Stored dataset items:
######

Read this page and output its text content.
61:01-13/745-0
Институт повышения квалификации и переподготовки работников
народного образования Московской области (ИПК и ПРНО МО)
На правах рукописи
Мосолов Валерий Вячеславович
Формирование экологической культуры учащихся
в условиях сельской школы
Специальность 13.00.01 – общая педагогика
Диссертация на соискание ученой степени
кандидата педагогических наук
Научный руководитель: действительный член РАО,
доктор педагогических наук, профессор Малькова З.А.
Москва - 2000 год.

######

Repeat the entries above exactly, leaving nothing out.

Read this page and output its text content.
61:01-13/745-0
Институт повышения квалификации и переподготовки работников
народного образования Московской области (ИПК и ПРНО МО)
На правах рукописи
Мосолов Валерий Вячеславович
Формирование экологической культуры учащихся
в условиях сельской школы
Специальность 13.00.01 – общая педагогика
Диссертация на соискание ученой степени
кандидата педагогических наук
Научный руководитель: действительный член РАО,
доктор педагогических наук, профессор Малькова З.А.
Москва - 2000 год.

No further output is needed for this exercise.